----- Given entries -----

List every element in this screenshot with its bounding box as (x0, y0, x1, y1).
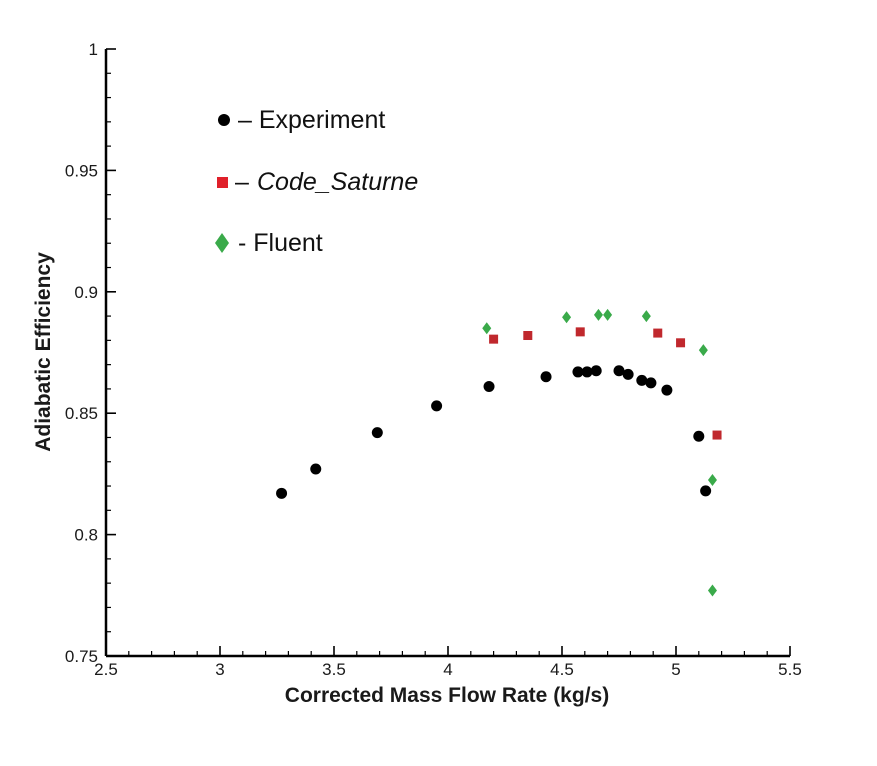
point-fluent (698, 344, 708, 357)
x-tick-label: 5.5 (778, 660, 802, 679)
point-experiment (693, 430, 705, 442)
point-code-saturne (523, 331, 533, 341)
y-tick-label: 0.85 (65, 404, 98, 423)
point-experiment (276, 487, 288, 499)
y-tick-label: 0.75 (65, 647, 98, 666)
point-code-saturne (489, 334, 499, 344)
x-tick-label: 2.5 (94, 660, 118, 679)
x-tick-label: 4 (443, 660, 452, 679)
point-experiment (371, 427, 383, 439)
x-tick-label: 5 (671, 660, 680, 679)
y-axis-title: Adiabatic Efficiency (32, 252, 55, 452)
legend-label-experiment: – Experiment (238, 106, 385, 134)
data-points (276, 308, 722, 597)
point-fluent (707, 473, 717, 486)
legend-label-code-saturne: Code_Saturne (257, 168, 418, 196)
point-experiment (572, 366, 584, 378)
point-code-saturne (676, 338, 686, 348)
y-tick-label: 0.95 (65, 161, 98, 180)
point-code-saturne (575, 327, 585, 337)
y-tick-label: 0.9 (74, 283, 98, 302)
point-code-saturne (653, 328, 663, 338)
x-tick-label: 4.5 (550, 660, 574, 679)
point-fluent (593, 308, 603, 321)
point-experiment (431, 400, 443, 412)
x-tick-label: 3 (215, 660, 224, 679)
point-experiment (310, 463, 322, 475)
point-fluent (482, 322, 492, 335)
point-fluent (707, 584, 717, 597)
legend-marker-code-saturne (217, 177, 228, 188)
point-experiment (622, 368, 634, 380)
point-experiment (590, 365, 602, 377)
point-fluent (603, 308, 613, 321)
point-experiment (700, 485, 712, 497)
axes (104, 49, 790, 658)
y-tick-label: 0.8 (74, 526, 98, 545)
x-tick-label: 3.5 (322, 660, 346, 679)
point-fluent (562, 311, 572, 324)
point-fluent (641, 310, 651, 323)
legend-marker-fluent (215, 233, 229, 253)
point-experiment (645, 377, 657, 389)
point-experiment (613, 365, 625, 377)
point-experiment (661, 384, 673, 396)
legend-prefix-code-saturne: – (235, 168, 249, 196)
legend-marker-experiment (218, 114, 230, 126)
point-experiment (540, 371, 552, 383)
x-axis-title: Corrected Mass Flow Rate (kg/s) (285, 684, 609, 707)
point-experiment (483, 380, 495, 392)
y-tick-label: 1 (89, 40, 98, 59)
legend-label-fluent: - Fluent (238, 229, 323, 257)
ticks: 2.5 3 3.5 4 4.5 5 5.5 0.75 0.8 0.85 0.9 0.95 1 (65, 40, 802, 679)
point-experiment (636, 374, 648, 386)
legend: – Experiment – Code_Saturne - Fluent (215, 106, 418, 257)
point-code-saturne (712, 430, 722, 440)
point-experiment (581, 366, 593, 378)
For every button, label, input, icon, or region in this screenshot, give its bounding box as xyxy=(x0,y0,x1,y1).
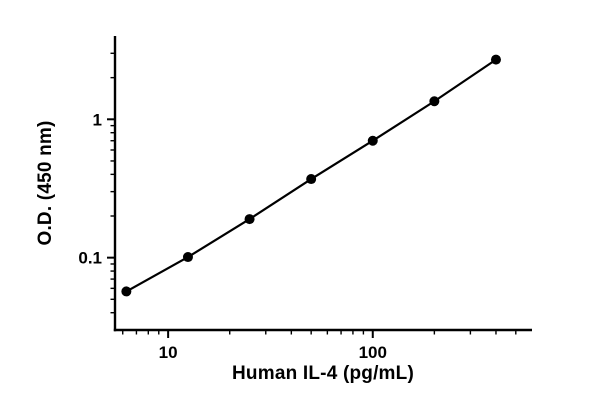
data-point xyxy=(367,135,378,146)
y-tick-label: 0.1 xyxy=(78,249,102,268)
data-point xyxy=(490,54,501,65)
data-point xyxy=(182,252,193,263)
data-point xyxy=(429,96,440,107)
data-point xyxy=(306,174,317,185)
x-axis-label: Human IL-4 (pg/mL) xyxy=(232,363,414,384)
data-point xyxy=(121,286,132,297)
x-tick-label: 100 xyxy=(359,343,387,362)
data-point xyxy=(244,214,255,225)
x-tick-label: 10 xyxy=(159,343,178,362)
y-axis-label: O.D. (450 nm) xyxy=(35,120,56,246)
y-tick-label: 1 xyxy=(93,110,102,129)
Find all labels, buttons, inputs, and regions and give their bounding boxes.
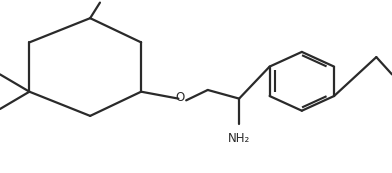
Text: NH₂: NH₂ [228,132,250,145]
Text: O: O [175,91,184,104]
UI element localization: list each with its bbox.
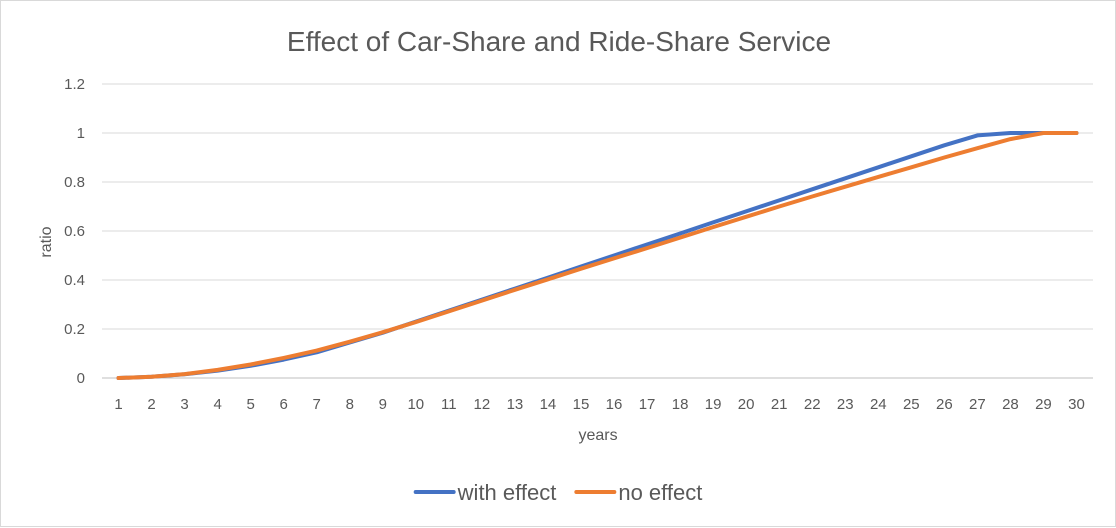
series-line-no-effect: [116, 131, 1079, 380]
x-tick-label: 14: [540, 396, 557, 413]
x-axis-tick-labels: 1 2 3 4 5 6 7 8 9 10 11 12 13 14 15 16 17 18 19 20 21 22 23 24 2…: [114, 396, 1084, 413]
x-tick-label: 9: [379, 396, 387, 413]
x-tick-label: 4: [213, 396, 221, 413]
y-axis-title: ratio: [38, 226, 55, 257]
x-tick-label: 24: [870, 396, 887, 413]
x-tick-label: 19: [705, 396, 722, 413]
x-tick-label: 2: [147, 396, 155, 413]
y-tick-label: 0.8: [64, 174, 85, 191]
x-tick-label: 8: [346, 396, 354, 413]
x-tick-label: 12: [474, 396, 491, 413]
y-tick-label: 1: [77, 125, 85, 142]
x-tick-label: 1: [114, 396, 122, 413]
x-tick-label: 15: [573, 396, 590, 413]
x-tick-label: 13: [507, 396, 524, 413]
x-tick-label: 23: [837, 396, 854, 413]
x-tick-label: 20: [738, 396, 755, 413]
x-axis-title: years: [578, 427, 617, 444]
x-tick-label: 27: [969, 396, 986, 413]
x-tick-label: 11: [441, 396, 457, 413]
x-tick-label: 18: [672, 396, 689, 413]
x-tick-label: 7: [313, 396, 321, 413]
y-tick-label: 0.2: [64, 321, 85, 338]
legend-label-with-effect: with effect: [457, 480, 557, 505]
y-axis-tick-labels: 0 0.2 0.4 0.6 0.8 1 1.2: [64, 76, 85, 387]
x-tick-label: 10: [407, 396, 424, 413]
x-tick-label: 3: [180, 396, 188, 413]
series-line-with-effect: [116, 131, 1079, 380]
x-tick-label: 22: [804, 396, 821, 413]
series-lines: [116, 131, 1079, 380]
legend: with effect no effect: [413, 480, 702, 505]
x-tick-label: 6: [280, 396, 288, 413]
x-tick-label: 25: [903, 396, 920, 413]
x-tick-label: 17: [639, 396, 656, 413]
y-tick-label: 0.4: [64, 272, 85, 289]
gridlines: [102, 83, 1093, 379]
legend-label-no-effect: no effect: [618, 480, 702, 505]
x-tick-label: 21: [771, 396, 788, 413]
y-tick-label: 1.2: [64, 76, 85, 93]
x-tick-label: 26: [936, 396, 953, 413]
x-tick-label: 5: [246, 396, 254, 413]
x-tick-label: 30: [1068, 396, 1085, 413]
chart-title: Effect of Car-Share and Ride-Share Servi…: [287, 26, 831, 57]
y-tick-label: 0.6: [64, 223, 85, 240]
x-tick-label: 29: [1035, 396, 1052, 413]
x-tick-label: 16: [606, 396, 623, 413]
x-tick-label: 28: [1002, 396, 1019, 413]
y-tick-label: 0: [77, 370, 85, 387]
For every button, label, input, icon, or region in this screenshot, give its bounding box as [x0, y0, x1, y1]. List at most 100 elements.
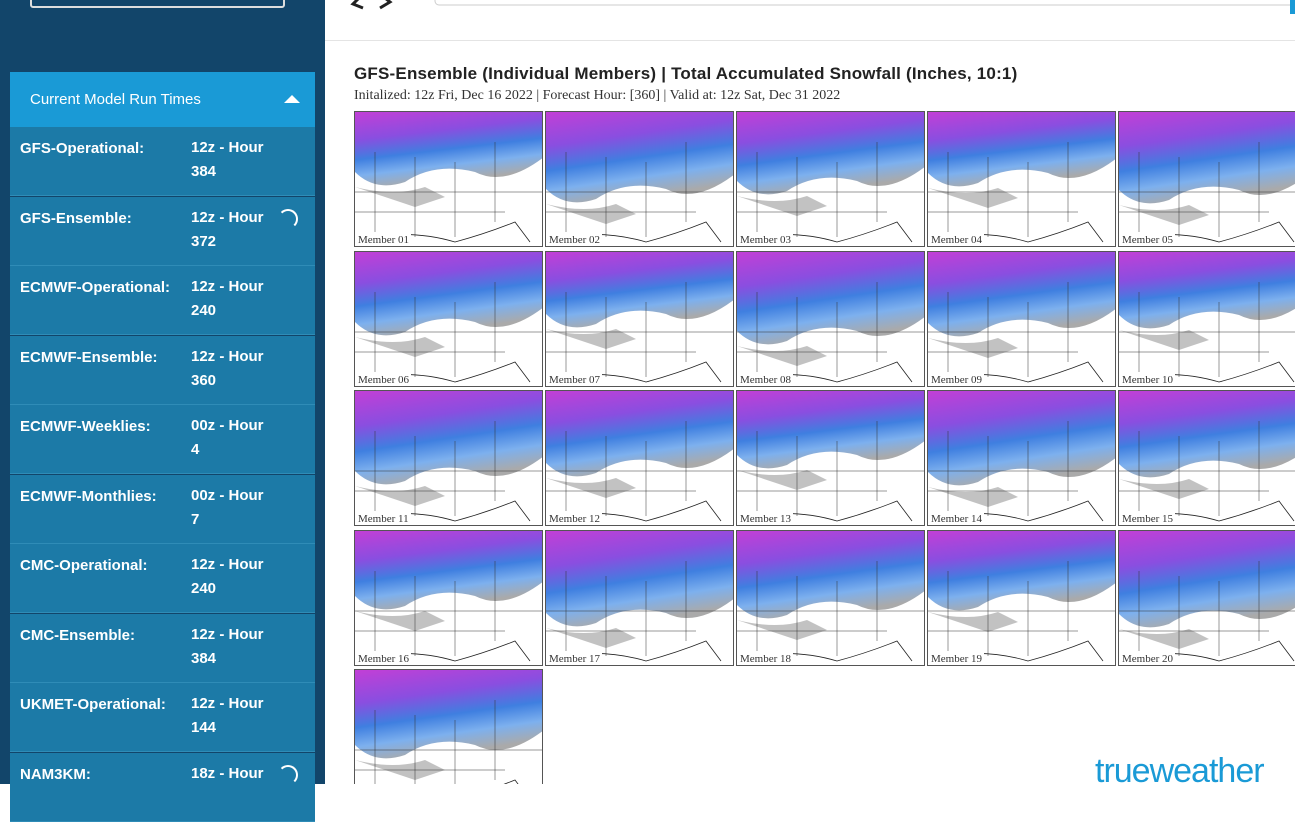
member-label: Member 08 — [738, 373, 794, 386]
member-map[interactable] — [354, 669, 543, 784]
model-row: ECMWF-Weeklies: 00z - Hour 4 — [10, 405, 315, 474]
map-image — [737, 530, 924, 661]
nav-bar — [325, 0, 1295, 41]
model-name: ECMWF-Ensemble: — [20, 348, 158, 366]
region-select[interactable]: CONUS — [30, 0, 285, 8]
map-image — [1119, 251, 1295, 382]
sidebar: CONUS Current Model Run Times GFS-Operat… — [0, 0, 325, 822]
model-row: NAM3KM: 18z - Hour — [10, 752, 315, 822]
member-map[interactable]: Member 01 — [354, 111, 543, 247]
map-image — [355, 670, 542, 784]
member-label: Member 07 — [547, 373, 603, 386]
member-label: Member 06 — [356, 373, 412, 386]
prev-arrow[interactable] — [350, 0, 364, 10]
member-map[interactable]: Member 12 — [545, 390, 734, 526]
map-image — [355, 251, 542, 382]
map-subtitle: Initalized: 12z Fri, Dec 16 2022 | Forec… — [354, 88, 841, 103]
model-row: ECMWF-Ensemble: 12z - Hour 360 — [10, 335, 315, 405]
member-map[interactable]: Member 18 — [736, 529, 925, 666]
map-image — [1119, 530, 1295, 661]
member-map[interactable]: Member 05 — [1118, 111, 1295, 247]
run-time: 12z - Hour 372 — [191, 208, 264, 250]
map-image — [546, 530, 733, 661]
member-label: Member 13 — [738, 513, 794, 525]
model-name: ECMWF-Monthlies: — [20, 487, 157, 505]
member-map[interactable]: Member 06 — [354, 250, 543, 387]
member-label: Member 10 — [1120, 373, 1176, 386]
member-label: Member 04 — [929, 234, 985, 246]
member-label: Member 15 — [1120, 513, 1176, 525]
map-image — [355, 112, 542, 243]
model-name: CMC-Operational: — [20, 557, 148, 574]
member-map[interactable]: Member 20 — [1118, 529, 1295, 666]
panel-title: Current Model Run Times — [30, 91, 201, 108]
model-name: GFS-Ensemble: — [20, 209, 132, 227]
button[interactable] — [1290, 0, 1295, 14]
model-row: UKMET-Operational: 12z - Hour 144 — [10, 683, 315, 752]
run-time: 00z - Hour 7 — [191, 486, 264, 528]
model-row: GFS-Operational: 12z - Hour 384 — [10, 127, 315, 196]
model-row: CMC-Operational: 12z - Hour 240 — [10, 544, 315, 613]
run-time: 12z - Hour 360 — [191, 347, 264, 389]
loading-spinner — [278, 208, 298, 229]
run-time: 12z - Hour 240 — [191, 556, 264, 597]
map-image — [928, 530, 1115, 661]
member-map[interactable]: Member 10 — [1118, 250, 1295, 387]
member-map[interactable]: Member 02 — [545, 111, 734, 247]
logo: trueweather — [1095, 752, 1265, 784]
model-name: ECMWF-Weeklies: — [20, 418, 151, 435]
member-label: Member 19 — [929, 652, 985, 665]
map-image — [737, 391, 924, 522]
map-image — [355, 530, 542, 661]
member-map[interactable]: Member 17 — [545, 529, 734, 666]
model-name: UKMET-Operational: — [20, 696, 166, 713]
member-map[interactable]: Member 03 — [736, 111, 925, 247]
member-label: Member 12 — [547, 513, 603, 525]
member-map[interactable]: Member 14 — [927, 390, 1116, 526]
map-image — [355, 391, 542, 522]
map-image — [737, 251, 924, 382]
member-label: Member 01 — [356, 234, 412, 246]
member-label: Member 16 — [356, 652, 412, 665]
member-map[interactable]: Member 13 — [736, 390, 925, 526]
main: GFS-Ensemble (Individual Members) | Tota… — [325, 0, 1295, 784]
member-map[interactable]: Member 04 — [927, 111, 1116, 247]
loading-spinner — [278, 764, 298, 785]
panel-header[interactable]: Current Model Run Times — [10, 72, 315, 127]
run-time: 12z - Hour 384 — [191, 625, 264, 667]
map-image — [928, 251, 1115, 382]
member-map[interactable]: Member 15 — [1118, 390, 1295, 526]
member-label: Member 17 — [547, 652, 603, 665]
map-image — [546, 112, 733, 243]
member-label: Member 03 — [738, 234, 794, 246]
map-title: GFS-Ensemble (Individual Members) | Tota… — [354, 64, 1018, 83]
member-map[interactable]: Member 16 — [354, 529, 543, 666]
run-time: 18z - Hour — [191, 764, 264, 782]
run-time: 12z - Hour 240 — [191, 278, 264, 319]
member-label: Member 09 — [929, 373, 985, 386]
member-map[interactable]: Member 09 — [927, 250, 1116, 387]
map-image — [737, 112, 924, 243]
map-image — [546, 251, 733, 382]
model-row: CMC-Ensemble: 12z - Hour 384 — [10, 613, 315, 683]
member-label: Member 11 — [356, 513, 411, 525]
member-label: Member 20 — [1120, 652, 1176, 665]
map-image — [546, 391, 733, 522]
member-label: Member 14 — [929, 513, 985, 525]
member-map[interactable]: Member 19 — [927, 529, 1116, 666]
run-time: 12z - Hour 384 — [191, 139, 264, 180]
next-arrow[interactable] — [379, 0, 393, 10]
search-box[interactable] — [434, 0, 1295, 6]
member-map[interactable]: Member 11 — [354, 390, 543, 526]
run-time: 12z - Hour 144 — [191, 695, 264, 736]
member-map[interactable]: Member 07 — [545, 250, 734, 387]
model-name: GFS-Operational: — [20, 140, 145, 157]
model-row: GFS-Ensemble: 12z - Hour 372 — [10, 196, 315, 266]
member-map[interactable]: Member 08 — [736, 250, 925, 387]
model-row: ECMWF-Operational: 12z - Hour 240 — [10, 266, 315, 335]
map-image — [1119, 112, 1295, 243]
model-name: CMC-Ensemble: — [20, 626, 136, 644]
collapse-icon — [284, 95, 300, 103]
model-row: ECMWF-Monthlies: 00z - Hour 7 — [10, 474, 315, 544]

-----

> **What this task involves**: Rewrite the stretch of rows from the line containing "Text: NH₂: NH₂ [228,132,250,145]" through the line containing "UI element localization: list" as a numbered list, leaving out any blank lines.

> **Response below**:
1. Text: NH₂: NH₂ [228,132,250,145]
2. Text: O: O [175,91,184,104]
3. UI element localization: list each with its bbox.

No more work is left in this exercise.